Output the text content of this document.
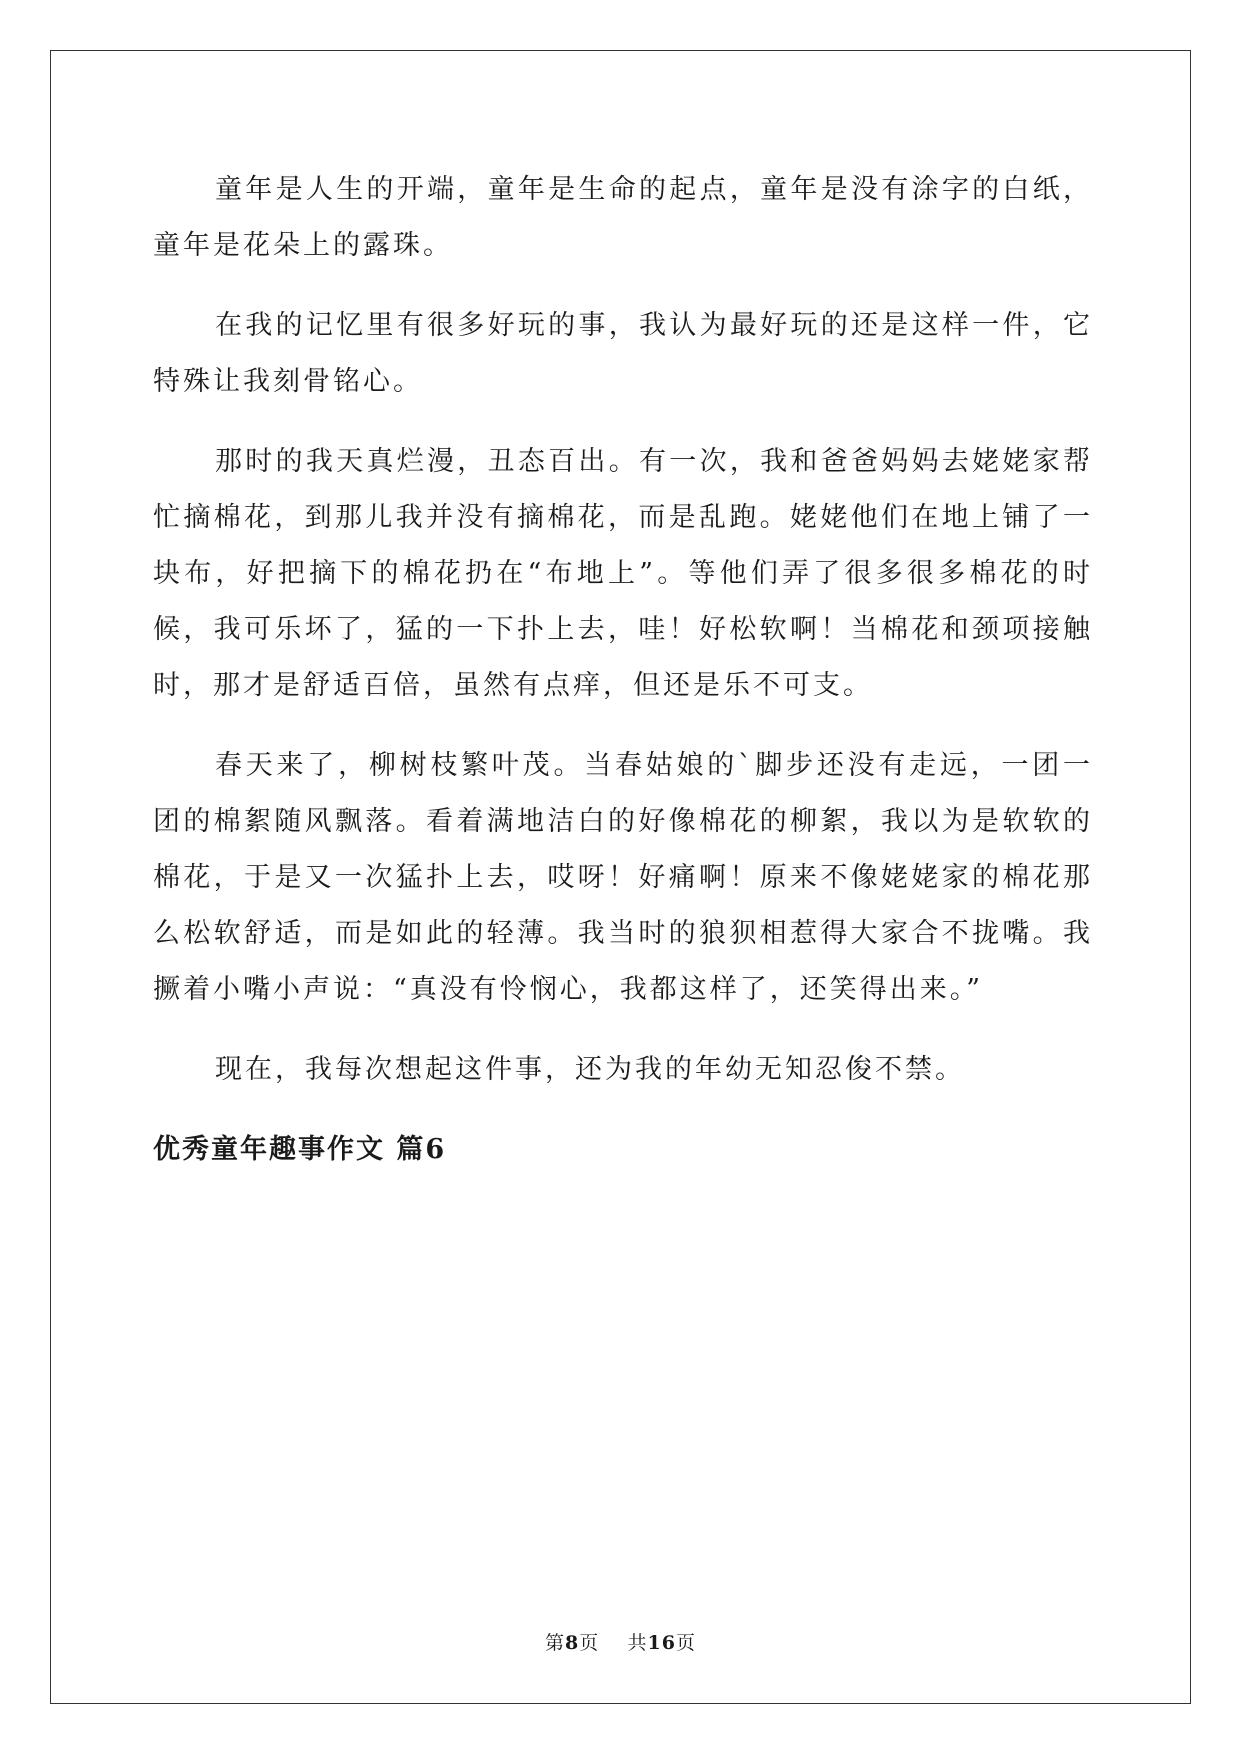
童年是人生的开端，童年是生命的起点，童年是没有涂字的白纸，童年是花朵上的露珠。

在我的记忆里有很多好玩的事，我认为最好玩的还是这样一件，它特殊让我刻骨铭心。

那时的我天真烂漫，丑态百出。有一次，我和爸爸妈妈去姥姥家帮忙摘棉花，到那儿我并没有摘棉花，而是乱跑。姥姥他们在地上铺了一块布，好把摘下的棉花扔在“布地上”。等他们弄了很多很多棉花的时候，我可乐坏了，猛的一下扑上去，哇！好松软啊！当棉花和颈项接触时，那才是舒适百倍，虽然有点痒，但还是乐不可支。

春天来了，柳树枝繁叶茂。当春姑娘的`脚步还没有走远，一团一团的棉絮随风飘落。看着满地洁白的好像棉花的柳絮，我以为是软软的棉花，于是又一次猛扑上去，哎呀！好痛啊！原来不像姥姥家的棉花那么松软舒适，而是如此的轻薄。我当时的狼狈相惹得大家合不拢嘴。我撅着小嘴小声说：“真没有怜悯心，我都这样了，还笑得出来。”

现在，我每次想起这件事，还为我的年幼无知忍俊不禁。

优秀童年趣事作文 篇6
第8页 共16页
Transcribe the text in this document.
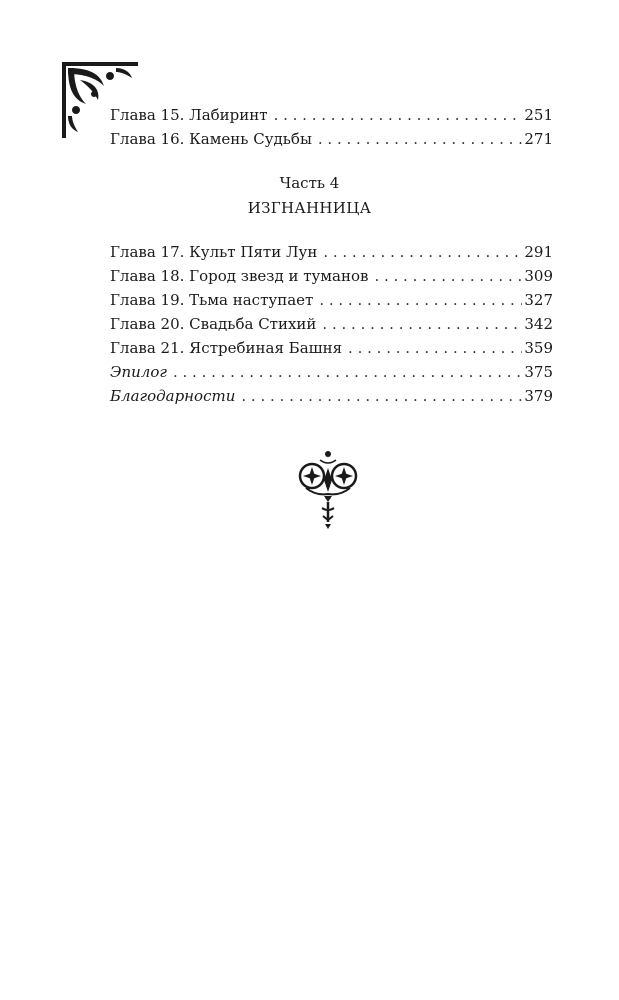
Глава 15. Лабиринт . . .	251
Глава 16. Камень Судьбы . . .	271
Часть 4
ИЗГНАННИЦА
Глава 17. Культ Пяти Лун . . .	291
Глава 18. Город звезд и туманов . . .	309
Глава 19. Тьма наступает . . .	327
Глава 20. Свадьба Стихий . . .	342
Глава 21. Ястребиная Башня . . .	359
Эпилог . . .	375
Благодарности . . .	379
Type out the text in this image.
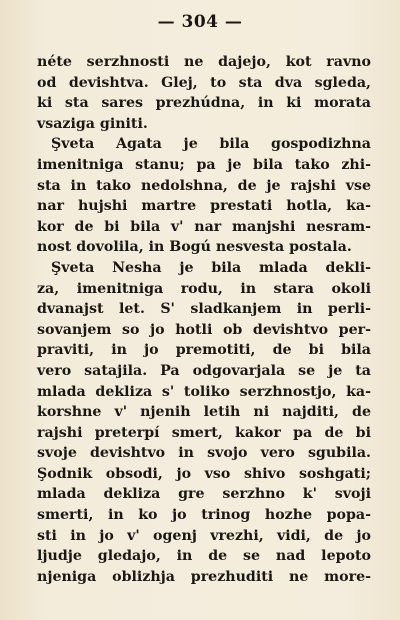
— 304 —
néte serzhnosti ne dajejo, kot ravno
od devishtva. Glej, to sta dva sgleda,
ki sta sares prezhúdna, in ki morata
vsaziga giniti.
Şveta Agata je bila gospodizhna
imenitniga stanu; pa je bila tako zhi-
sta in tako nedolshna, de je rajshi vse
nar hujshi martre prestati hotla, ka-
kor de bi bila v' nar manjshi nesram-
nost dovolila, in Bogú nesvesta postala.
Şveta Nesha je bila mlada dekli-
za, imenitniga rodu, in stara okoli
dvanajst let. S' sladkanjem in perli-
sovanjem so jo hotli ob devishtvo per-
praviti, in jo premotiti, de bi bila
vero satajila. Pa odgovarjala se je ta
mlada dekliza s' toliko serzhnostjo, ka-
korshne v' njenih letih ni najditi, de
rajshi preterpí smert, kakor pa de bi
svoje devishtvo in svojo vero sgubila.
Şodnik obsodi, jo vso shivo soshgati;
mlada dekliza gre serzhno k' svoji
smerti, in ko jo trinog hozhe popa-
sti in jo v' ogenj vrezhi, vidi, de jo
ljudje gledajo, in de se nad lepoto
njeniga oblizhja prezhuditi ne more-
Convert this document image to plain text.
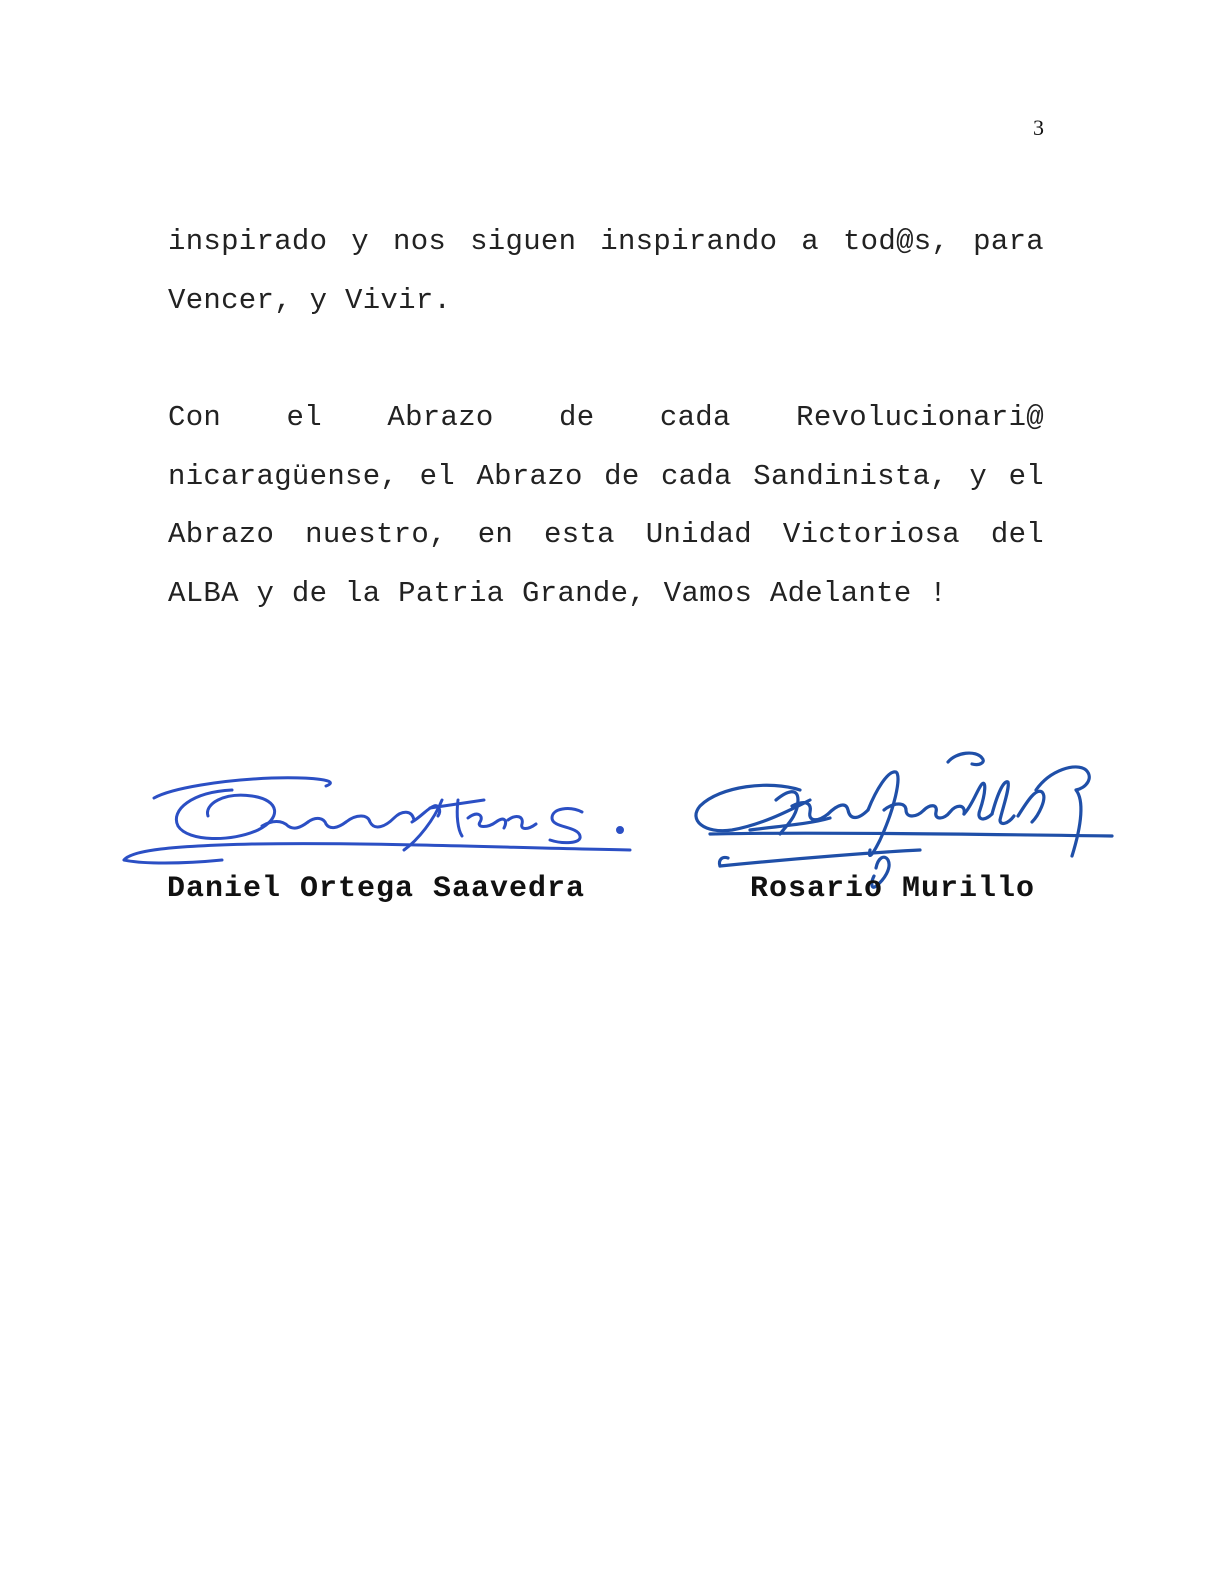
3

inspirado y nos siguen inspirando a tod@s, para Vencer, y Vivir.

Con el Abrazo de cada Revolucionari@ nicaragüense, el Abrazo de cada Sandinista, y el Abrazo nuestro, en esta Unidad Victoriosa del ALBA y de la Patria Grande, Vamos Adelante !

Daniel Ortega Saavedra	Rosario Murillo
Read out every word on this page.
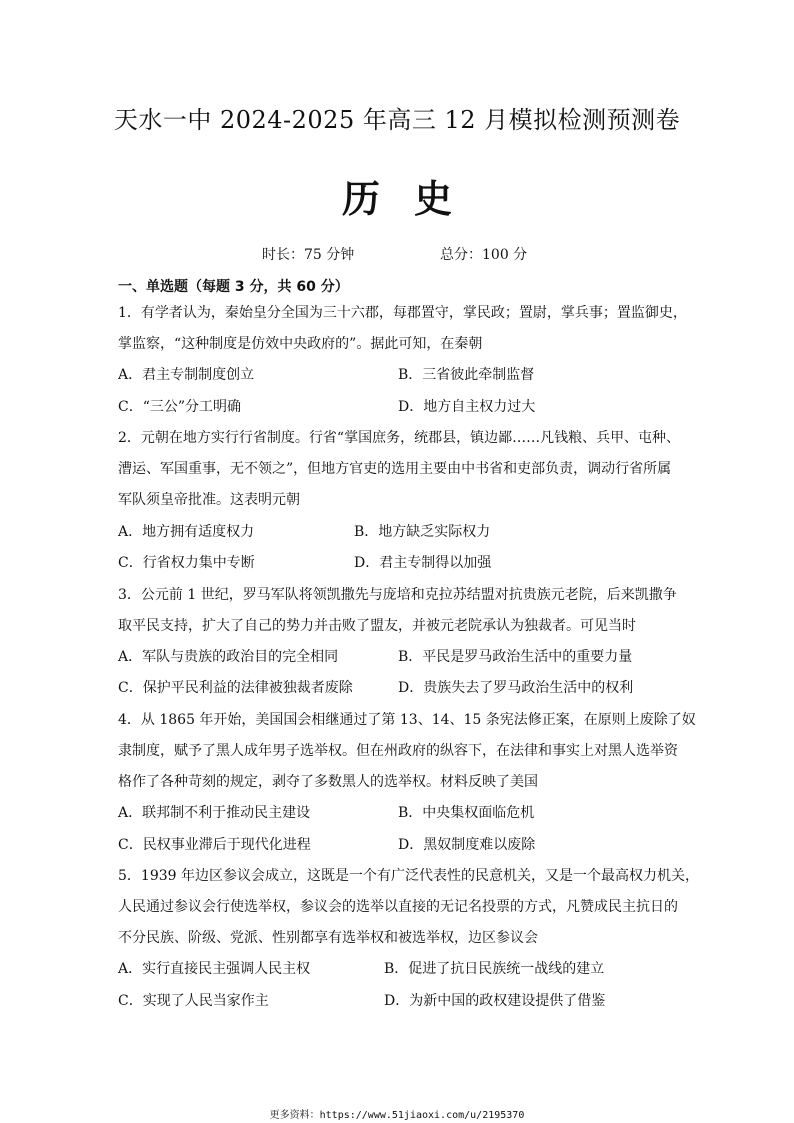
天水一中 2024-2025 年高三 12 月模拟检测预测卷
历史
时长：75 分钟	总分：100 分
一、单选题（每题 3 分，共 60 分）
1．有学者认为，秦始皇分全国为三十六郡，每郡置守，掌民政；置尉，掌兵事；置监御史，
掌监察，“这种制度是仿效中央政府的”。据此可知，在秦朝
A．君主专制制度创立	B．三省彼此牵制监督
C．“三公”分工明确	D．地方自主权力过大
2．元朝在地方实行行省制度。行省“掌国庶务，统郡县，镇边鄙……凡钱粮、兵甲、屯种、
漕运、军国重事，无不领之”，但地方官吏的选用主要由中书省和吏部负责，调动行省所属
军队须皇帝批准。这表明元朝
A．地方拥有适度权力	B．地方缺乏实际权力
C．行省权力集中专断	D．君主专制得以加强
3．公元前 1 世纪，罗马军队将领凯撒先与庞培和克拉苏结盟对抗贵族元老院，后来凯撒争
取平民支持，扩大了自己的势力并击败了盟友，并被元老院承认为独裁者。可见当时
A．军队与贵族的政治目的完全相同	B．平民是罗马政治生活中的重要力量
C．保护平民利益的法律被独裁者废除	D．贵族失去了罗马政治生活中的权利
4．从 1865 年开始，美国国会相继通过了第 13、14、15 条宪法修正案，在原则上废除了奴
隶制度，赋予了黑人成年男子选举权。但在州政府的纵容下，在法律和事实上对黑人选举资
格作了各种苛刻的规定，剥夺了多数黑人的选举权。材料反映了美国
A．联邦制不利于推动民主建设	B．中央集权面临危机
C．民权事业滞后于现代化进程	D．黑奴制度难以废除
5．1939 年边区参议会成立，这既是一个有广泛代表性的民意机关，又是一个最高权力机关，
人民通过参议会行使选举权，参议会的选举以直接的无记名投票的方式，凡赞成民主抗日的
不分民族、阶级、党派、性别都享有选举权和被选举权，边区参议会
A．实行直接民主强调人民主权	B．促进了抗日民族统一战线的建立
C．实现了人民当家作主	D．为新中国的政权建设提供了借鉴
更多资料：https://www.51jiaoxi.com/u/2195370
=======
Go through the entries and return each line where the word "dekliza" appears.

mlada dekliza s' toliko serzhnostjo, ka-
mlada dekliza gre serzhno k' svoji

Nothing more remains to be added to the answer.